Problem:
From the entries below, copy every line holding the word "into".

##### Source records

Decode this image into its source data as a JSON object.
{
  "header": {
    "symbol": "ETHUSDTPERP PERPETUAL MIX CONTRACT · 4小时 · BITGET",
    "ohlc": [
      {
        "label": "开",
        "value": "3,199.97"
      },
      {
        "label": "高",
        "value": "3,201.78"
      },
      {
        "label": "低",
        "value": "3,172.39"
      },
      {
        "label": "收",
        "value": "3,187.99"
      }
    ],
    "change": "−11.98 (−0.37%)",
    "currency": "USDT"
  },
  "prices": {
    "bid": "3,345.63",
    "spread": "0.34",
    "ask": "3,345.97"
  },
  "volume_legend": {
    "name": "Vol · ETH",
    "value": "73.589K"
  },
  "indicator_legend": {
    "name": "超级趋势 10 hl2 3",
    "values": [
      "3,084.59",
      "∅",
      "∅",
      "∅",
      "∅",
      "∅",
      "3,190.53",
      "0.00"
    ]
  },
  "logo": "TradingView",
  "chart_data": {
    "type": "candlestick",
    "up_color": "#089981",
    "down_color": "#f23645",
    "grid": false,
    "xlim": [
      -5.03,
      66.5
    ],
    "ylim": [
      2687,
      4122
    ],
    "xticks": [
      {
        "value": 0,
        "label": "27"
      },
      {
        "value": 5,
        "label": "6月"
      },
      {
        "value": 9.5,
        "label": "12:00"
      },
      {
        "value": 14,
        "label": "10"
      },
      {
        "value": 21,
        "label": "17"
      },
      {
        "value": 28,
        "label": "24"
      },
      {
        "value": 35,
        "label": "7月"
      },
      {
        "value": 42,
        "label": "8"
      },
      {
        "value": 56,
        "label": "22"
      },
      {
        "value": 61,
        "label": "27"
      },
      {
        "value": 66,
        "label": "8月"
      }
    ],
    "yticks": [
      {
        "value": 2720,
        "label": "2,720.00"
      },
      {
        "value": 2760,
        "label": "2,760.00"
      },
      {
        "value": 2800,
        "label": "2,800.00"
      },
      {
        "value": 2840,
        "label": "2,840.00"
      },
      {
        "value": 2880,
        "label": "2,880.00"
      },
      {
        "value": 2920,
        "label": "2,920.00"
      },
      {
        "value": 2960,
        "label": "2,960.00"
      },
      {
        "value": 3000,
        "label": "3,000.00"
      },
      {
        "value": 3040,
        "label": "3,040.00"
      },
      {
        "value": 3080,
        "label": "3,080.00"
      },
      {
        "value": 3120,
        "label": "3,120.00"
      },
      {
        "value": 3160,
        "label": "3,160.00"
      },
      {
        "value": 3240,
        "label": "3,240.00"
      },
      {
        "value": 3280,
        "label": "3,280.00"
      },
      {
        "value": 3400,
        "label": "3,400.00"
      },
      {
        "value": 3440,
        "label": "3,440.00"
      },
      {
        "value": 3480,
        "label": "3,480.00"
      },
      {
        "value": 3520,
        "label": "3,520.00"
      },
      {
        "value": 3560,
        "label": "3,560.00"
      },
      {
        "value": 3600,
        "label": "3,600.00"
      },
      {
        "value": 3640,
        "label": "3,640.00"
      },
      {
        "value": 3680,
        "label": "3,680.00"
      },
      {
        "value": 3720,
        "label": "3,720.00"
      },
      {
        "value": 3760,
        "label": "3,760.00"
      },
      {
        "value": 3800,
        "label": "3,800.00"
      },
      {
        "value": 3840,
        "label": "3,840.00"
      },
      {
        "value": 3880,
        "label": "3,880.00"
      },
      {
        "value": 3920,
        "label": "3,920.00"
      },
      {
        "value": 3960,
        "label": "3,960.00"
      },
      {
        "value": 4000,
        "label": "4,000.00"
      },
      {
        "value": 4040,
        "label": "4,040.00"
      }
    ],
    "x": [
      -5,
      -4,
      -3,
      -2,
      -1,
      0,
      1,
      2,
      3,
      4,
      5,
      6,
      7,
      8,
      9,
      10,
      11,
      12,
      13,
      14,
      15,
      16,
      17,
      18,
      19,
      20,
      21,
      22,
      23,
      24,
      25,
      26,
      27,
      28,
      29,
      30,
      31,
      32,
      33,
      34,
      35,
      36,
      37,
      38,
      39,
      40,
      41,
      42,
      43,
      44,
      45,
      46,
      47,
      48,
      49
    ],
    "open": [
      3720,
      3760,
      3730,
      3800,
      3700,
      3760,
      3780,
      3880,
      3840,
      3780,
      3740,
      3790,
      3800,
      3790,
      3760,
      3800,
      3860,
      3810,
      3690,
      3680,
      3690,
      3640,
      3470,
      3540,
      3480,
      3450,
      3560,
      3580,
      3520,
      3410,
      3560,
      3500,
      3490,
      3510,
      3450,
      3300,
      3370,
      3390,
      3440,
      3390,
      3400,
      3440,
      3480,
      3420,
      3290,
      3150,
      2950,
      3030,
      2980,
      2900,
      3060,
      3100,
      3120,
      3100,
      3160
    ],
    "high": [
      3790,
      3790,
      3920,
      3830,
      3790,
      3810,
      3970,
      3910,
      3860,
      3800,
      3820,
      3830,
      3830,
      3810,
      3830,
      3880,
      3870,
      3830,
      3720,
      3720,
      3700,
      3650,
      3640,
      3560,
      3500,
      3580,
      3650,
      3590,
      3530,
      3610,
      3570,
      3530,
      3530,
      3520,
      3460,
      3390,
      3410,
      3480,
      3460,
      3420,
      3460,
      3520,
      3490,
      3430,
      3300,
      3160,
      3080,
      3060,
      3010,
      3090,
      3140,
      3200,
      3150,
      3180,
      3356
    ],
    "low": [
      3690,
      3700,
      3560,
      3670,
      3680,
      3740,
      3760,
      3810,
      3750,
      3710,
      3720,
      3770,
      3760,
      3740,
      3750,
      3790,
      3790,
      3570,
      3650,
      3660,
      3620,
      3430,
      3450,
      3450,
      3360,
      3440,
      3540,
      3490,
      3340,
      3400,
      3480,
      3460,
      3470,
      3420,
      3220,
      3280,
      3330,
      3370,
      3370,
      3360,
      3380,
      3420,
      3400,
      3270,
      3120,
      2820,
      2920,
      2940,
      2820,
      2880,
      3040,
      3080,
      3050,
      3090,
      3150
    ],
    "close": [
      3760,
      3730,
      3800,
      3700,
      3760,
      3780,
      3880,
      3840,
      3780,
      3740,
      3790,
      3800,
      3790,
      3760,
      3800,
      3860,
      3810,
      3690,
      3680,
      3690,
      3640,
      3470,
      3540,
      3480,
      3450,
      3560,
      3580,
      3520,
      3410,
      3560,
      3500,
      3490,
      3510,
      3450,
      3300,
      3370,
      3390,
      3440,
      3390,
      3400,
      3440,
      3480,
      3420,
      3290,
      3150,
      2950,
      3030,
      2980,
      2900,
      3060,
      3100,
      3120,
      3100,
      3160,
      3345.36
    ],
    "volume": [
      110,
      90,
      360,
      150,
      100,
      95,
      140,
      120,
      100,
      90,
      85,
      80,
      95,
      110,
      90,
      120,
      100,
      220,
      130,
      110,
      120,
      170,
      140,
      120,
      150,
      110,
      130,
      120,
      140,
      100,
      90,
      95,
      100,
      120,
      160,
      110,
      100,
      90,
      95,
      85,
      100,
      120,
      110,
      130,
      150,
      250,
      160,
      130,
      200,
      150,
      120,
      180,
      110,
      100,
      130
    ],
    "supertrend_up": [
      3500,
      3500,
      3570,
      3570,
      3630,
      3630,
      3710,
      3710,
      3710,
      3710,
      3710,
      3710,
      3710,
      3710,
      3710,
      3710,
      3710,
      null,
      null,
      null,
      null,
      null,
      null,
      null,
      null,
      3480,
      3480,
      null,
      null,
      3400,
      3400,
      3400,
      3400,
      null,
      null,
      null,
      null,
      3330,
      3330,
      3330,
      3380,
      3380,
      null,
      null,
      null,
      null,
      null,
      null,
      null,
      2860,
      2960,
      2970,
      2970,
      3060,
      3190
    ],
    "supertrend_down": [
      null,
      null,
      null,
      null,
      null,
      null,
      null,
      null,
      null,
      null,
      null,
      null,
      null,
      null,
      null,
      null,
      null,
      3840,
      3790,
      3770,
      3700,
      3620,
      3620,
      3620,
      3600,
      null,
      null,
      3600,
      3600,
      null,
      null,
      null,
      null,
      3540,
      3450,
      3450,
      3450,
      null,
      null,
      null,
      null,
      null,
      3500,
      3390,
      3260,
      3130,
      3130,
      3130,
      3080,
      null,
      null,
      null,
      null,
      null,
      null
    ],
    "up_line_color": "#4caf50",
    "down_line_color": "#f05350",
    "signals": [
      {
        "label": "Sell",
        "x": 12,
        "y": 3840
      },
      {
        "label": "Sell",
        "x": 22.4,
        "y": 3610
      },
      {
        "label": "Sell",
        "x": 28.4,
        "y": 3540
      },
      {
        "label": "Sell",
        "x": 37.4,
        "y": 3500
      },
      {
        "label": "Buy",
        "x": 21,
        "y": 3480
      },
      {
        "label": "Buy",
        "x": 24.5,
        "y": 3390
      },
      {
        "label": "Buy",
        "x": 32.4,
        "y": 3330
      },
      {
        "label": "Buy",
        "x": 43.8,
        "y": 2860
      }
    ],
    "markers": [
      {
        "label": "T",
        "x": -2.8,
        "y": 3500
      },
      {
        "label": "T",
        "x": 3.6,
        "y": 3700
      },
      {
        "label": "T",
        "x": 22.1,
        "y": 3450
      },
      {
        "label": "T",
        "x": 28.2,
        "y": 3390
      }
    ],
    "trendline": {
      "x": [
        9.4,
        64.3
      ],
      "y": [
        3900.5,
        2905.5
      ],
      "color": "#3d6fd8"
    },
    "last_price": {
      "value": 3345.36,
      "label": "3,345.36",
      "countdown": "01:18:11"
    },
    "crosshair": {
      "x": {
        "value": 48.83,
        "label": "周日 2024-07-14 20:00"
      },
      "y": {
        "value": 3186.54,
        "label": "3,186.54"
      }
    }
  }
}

##########
##### Source records

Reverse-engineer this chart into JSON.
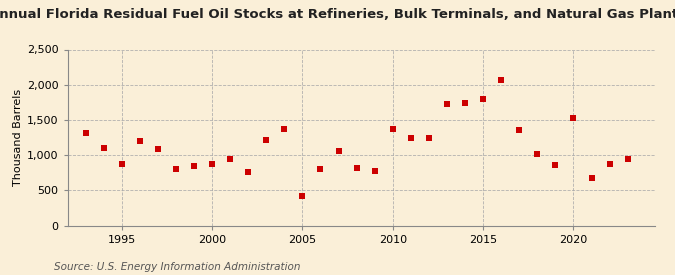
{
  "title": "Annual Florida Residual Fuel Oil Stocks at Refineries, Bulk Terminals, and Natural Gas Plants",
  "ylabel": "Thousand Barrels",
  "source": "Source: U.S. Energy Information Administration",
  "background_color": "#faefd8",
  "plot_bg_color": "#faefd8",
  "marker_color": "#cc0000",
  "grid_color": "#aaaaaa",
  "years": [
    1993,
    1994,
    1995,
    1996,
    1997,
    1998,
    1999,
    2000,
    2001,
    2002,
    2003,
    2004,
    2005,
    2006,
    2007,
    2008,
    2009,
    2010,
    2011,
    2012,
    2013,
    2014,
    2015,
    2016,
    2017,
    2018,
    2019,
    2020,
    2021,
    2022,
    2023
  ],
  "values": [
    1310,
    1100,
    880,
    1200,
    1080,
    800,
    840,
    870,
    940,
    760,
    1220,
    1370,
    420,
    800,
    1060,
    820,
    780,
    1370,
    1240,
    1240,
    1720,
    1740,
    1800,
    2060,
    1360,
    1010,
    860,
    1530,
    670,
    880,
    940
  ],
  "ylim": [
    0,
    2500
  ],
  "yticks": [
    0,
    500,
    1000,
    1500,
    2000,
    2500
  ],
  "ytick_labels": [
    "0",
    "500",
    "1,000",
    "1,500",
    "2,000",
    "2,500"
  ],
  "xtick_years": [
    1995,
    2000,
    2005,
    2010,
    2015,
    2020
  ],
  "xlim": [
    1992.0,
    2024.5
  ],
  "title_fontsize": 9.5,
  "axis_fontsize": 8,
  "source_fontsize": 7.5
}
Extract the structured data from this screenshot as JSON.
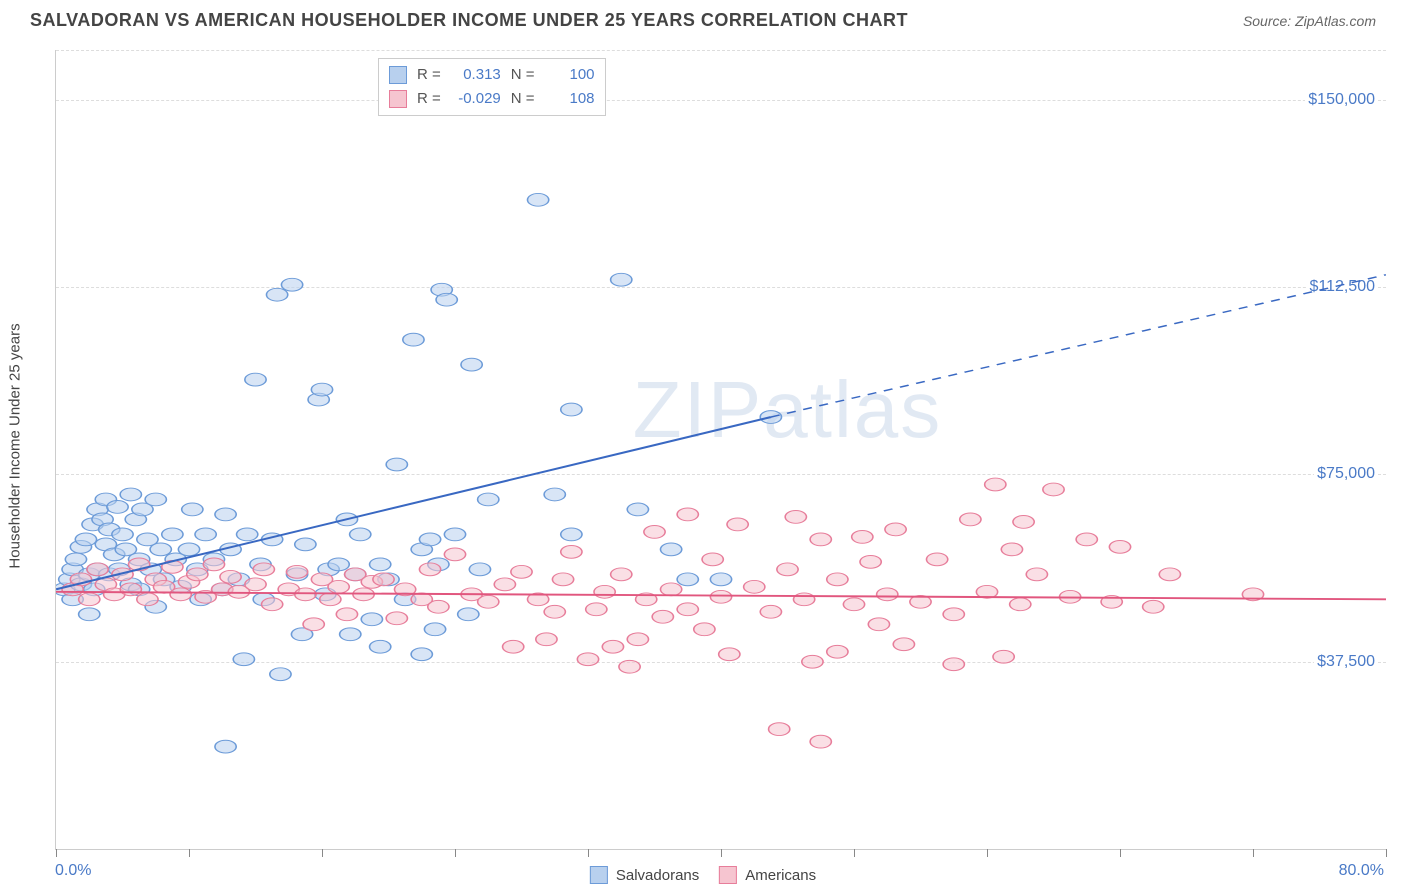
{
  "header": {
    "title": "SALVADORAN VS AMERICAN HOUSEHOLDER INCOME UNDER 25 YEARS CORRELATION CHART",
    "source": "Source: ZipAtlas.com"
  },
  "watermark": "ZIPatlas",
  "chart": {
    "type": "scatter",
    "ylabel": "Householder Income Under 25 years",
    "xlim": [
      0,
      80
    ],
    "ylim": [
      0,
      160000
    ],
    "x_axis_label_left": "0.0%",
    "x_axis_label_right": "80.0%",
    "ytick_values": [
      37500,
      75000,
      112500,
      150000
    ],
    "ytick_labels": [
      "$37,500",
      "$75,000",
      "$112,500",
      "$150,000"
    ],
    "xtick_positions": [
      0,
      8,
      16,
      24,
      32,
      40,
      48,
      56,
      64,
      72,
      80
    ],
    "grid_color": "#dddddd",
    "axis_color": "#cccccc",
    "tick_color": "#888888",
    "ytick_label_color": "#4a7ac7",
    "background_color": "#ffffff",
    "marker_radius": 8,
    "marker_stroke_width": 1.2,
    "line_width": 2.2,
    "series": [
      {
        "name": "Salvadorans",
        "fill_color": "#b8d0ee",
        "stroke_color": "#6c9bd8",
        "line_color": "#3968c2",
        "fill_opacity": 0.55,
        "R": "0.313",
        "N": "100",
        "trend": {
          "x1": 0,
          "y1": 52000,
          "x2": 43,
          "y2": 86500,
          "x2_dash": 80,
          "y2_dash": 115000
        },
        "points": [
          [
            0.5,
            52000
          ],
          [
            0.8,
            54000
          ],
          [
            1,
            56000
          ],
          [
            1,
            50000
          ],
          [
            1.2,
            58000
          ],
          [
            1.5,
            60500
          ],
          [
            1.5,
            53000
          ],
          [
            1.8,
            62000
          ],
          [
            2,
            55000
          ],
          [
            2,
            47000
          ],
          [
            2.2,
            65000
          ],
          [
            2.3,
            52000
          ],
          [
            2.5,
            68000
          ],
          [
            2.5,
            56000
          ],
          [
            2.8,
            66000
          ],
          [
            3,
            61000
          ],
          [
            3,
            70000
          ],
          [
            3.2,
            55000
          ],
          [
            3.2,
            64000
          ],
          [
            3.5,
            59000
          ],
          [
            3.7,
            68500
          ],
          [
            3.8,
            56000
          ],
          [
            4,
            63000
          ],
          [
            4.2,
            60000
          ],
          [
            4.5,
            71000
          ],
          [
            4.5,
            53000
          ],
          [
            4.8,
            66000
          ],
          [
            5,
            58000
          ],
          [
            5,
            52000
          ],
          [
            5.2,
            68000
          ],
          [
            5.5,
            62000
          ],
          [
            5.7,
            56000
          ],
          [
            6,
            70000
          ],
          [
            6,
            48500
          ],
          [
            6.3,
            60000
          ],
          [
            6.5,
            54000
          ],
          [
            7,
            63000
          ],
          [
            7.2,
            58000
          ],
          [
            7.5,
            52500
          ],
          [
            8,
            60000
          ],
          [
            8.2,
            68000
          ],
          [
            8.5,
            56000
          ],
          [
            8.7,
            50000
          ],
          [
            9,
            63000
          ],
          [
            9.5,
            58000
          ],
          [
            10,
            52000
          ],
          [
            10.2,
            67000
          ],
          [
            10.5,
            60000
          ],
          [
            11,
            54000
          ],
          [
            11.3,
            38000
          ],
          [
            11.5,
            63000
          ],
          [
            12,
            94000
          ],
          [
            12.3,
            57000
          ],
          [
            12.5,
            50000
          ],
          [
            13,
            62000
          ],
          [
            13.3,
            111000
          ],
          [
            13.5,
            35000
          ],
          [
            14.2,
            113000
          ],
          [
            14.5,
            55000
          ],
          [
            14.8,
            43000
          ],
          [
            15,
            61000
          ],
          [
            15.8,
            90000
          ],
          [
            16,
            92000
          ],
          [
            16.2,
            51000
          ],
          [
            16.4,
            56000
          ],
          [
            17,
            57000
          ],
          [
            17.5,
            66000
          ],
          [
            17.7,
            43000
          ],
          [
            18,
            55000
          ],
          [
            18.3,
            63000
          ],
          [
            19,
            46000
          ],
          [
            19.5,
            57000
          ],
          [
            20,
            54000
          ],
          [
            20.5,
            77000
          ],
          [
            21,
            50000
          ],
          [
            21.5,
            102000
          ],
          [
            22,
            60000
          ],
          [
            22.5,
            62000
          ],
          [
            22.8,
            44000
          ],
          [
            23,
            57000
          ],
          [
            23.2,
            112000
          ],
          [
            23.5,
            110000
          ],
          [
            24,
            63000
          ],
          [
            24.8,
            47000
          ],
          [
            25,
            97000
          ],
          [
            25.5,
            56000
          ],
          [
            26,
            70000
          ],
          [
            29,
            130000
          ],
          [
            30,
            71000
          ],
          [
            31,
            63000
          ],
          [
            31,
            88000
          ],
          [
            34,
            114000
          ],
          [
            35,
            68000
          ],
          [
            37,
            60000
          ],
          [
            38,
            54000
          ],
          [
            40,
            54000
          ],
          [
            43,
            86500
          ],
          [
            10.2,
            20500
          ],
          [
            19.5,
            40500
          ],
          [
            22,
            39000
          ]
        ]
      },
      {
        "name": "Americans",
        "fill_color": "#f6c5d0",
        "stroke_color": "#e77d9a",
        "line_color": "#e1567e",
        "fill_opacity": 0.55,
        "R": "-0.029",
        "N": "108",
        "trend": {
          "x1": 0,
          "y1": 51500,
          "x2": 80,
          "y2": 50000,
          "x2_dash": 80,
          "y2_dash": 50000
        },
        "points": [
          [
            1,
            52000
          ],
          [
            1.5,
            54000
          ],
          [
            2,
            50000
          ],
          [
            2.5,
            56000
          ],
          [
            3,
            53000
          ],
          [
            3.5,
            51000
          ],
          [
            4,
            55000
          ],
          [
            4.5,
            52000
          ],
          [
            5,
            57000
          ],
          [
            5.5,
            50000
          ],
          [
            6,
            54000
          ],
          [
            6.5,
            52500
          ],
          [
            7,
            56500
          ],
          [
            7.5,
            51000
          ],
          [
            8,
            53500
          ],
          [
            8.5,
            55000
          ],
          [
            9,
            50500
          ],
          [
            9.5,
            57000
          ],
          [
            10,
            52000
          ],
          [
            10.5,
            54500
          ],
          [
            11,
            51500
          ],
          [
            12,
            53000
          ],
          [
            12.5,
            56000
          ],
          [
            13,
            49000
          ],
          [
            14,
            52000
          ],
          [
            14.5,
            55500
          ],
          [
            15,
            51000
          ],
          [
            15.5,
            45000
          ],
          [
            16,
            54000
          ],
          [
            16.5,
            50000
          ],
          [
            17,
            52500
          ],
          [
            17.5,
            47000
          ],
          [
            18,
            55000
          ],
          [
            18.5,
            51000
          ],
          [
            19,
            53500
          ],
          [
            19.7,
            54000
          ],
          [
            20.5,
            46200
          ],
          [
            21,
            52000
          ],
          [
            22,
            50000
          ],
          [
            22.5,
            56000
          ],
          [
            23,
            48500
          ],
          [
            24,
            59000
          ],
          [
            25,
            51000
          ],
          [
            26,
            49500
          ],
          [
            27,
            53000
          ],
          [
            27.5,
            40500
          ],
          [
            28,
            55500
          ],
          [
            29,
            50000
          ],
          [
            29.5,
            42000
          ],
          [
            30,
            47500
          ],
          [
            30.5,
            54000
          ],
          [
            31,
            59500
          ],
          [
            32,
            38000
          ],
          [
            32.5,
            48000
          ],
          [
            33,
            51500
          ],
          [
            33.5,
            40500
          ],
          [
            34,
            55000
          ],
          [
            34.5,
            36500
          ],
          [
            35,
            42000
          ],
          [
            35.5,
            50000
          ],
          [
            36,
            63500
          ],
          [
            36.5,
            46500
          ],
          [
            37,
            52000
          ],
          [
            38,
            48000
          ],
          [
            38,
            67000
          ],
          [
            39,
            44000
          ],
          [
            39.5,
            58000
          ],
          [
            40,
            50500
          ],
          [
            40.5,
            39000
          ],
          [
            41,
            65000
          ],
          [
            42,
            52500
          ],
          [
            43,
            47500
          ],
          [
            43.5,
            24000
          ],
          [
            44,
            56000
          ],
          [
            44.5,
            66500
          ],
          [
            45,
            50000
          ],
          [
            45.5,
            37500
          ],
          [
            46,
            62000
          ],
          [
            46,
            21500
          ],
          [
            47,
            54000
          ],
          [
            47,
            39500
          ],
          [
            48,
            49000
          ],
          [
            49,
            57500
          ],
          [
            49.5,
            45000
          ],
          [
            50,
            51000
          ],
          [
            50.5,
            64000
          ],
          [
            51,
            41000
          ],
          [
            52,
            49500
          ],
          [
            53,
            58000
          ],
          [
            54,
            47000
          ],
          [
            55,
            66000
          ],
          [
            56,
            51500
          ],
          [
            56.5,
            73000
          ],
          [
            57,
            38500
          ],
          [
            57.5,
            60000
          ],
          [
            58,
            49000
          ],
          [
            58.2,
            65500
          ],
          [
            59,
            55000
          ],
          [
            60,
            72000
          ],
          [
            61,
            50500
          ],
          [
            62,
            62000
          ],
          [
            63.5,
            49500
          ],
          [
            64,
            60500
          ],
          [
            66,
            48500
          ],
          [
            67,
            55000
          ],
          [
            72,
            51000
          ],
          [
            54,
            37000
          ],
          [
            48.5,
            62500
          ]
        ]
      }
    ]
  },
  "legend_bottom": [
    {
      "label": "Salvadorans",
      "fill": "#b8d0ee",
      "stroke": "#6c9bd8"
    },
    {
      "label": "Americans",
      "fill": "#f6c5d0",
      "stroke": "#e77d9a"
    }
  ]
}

##########

Final result:
Decode this image into its source data as a JSON object.
Reverse-engineer this chart into JSON.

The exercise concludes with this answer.